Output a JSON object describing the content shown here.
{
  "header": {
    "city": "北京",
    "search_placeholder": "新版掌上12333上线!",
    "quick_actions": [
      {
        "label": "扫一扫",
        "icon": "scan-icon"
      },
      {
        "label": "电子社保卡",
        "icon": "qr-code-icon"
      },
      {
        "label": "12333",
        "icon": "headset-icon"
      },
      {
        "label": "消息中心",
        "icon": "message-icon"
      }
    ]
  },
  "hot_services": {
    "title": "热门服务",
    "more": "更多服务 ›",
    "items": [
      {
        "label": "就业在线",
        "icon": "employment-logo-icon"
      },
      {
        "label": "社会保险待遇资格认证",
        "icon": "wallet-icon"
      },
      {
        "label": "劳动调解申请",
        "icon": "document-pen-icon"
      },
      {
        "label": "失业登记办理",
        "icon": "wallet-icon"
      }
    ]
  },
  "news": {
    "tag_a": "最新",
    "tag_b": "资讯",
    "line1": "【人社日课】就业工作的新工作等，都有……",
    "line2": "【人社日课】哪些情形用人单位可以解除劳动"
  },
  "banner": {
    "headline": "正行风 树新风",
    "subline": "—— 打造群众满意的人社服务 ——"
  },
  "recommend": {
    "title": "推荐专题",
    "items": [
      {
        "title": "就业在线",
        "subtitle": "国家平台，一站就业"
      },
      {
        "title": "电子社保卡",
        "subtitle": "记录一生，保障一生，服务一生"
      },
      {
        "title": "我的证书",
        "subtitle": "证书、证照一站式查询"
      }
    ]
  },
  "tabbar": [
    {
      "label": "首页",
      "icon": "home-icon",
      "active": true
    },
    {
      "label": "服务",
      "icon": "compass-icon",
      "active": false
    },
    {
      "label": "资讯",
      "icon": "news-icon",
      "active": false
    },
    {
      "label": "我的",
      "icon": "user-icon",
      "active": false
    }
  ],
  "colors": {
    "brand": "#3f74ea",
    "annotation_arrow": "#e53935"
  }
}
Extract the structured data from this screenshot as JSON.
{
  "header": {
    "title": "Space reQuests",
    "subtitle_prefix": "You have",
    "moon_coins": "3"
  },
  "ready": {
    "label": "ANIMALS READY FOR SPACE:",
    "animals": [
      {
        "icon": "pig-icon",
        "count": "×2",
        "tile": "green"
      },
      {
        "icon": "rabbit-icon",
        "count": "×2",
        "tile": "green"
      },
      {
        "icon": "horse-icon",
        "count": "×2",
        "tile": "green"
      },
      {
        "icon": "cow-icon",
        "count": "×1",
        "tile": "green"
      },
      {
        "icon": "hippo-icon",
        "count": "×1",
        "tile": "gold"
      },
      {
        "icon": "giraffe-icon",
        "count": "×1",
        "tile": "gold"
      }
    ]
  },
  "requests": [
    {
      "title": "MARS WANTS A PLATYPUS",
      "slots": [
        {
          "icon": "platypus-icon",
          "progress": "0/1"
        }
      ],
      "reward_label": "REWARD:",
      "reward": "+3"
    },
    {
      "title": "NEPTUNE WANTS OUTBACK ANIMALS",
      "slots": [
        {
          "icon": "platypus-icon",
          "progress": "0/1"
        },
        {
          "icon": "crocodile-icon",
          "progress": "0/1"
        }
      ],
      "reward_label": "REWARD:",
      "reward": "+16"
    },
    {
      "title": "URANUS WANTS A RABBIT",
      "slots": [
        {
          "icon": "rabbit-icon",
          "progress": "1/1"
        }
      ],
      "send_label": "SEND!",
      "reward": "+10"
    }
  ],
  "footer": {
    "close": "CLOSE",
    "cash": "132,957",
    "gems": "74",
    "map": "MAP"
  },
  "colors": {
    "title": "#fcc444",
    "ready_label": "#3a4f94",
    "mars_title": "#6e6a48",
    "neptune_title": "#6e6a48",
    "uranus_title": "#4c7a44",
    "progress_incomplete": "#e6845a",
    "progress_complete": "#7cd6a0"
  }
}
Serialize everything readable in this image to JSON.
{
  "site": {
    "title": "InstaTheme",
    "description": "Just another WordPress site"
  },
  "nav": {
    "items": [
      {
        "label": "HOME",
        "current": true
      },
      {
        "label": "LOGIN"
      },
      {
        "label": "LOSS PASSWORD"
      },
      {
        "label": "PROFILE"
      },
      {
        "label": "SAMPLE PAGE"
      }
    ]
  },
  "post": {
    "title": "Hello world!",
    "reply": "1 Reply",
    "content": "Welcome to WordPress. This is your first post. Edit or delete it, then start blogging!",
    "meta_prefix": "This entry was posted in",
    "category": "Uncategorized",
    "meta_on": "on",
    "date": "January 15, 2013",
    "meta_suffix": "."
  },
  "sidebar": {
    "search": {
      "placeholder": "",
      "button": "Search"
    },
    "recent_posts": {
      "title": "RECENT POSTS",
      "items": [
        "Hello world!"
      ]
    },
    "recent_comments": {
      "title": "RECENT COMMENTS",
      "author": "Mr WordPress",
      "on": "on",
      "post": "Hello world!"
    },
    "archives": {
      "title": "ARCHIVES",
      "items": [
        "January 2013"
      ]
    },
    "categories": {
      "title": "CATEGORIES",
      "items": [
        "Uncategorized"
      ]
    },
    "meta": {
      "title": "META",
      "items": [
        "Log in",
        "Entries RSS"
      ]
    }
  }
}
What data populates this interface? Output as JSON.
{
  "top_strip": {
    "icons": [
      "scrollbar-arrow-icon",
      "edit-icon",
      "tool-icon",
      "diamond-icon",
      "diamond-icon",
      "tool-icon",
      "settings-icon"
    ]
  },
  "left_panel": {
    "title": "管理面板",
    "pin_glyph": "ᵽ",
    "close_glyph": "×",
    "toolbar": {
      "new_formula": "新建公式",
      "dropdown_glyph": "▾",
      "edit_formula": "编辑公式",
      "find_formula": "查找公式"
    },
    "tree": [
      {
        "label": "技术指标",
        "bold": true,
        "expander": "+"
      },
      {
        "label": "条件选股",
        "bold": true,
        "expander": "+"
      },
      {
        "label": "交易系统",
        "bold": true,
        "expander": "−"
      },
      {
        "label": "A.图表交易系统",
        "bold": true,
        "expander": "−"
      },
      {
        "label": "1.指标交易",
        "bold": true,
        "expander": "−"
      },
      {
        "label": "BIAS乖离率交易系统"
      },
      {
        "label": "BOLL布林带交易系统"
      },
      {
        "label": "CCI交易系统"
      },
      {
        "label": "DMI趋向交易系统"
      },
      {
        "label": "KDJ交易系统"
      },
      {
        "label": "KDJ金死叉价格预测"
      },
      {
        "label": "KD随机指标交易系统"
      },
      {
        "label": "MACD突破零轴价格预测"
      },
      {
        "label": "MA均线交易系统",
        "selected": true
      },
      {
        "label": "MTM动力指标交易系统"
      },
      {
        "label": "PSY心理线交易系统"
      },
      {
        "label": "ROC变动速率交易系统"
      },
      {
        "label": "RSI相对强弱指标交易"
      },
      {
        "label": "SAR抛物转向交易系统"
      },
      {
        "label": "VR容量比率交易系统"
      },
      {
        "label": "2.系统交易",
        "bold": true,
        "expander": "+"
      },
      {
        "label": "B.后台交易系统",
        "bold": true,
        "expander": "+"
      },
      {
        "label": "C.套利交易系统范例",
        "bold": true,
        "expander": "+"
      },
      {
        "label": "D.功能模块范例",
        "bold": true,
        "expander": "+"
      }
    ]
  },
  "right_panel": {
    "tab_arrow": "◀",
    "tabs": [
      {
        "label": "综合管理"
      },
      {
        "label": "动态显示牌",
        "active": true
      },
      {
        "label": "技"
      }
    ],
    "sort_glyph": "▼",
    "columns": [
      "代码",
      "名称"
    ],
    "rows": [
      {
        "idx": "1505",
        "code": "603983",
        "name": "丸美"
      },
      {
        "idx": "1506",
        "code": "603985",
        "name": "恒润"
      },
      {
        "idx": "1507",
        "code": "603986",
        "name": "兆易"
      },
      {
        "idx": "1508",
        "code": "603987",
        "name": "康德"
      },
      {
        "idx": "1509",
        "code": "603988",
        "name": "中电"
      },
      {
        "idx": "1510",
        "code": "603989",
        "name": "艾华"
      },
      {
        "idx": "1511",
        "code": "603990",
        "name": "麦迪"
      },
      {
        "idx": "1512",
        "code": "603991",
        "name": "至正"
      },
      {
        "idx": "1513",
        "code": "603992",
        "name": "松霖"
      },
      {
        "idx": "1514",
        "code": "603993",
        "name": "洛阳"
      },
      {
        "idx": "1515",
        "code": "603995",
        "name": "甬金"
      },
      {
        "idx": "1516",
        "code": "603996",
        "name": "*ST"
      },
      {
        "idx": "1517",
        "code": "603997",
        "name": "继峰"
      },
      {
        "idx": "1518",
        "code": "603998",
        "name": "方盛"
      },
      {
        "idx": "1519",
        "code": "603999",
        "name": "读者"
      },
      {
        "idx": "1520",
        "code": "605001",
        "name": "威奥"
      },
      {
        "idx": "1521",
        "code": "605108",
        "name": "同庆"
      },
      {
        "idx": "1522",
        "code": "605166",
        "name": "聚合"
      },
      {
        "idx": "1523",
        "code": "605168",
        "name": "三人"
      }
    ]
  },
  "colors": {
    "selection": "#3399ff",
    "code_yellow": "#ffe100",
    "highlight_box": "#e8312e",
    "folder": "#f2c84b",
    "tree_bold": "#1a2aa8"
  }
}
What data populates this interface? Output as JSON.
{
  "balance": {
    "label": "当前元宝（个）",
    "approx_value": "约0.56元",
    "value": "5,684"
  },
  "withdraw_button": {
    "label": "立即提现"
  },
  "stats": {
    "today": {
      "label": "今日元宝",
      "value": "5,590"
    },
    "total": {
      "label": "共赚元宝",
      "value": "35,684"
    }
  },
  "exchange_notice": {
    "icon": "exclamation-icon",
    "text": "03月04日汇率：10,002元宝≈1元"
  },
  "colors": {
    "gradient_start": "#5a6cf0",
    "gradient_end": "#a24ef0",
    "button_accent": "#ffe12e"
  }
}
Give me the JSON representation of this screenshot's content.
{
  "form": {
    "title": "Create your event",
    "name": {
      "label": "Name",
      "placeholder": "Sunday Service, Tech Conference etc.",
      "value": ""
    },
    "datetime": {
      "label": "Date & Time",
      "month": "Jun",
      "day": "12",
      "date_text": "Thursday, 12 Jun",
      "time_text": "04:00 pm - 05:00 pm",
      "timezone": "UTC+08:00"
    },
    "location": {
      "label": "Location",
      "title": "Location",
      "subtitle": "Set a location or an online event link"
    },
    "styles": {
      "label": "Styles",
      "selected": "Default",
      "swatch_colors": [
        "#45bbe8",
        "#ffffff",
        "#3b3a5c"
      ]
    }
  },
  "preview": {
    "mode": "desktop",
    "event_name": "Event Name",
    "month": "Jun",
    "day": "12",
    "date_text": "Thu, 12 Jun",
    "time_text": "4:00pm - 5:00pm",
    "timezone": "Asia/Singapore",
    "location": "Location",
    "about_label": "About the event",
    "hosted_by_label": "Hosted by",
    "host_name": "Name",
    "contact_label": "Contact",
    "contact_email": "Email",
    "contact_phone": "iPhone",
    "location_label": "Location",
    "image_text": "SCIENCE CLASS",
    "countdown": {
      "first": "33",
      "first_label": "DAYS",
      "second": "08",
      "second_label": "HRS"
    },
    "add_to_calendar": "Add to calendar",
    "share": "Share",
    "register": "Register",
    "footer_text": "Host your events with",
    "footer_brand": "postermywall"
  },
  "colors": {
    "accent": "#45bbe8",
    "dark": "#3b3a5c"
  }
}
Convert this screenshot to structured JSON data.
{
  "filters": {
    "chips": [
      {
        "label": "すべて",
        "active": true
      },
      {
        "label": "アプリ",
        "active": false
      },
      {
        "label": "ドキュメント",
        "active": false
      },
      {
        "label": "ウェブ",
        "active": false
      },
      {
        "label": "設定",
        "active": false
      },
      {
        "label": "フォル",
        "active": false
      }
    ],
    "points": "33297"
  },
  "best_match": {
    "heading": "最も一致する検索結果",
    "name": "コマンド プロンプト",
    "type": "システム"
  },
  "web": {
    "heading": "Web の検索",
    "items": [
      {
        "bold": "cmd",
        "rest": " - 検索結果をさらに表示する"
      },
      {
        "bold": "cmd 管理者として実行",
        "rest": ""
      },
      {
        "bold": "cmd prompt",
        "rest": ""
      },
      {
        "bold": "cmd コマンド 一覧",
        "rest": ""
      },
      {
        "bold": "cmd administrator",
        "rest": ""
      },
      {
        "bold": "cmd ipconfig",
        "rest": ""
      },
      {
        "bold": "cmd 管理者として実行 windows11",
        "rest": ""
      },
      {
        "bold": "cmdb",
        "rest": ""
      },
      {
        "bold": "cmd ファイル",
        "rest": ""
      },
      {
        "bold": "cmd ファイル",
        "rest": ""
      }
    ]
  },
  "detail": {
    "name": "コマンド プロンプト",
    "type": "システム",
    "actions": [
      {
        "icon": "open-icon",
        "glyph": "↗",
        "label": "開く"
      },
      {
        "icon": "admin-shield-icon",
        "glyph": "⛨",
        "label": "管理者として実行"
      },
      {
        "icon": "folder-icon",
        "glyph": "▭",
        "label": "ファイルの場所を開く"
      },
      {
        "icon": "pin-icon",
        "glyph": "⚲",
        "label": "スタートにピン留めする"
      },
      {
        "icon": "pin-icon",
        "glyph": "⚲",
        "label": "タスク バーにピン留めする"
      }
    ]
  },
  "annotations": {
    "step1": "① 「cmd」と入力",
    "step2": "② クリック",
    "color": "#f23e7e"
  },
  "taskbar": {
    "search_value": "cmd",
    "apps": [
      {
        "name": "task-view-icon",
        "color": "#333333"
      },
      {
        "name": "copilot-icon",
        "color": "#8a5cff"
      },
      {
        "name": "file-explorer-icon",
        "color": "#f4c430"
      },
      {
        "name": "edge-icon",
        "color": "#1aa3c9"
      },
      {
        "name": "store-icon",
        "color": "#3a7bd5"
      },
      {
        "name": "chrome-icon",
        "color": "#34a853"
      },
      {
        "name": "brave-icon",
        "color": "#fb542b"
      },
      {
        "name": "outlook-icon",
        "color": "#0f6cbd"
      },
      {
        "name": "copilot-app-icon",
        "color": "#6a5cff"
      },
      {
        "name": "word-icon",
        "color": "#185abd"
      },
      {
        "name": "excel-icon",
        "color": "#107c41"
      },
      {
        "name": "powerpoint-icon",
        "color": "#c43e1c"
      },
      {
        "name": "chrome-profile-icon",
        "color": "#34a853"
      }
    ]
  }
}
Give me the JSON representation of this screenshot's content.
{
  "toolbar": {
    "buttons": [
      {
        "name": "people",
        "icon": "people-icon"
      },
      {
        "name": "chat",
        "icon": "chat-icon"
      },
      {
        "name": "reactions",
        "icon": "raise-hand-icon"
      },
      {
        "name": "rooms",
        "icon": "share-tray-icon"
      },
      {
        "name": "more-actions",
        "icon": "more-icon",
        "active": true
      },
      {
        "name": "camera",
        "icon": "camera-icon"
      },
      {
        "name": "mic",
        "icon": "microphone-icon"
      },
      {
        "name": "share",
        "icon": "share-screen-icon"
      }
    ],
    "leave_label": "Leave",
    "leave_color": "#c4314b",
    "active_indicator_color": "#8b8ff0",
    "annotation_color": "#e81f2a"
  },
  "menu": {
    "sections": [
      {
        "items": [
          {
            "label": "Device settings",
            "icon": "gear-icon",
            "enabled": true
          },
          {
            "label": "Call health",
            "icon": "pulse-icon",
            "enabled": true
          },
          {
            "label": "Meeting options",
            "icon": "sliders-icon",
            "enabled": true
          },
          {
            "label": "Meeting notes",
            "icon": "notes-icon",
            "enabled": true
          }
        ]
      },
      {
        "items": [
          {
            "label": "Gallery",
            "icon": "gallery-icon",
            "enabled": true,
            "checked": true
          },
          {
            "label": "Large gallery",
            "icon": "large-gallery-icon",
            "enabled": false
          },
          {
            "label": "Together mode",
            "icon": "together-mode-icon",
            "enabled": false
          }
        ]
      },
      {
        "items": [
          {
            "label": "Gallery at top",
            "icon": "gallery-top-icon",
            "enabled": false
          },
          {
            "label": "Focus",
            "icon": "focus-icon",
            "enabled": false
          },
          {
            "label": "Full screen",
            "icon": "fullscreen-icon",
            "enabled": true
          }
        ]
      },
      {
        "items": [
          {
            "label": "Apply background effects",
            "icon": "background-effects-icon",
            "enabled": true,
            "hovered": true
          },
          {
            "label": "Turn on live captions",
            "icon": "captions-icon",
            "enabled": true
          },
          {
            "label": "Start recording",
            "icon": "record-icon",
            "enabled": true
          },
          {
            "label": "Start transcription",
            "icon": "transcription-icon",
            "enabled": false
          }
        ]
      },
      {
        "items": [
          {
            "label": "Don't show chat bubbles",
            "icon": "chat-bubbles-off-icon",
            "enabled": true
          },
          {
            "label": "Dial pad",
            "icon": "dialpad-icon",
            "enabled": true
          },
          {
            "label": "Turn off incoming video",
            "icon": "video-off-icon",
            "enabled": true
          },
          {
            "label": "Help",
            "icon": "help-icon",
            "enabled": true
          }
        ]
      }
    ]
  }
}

+---+

◆ Problem description: Copy out each line of the records where the string "effects" appears.

◆ Exercise output:
            "label": "Apply background effects",
            "icon": "background-effects-icon",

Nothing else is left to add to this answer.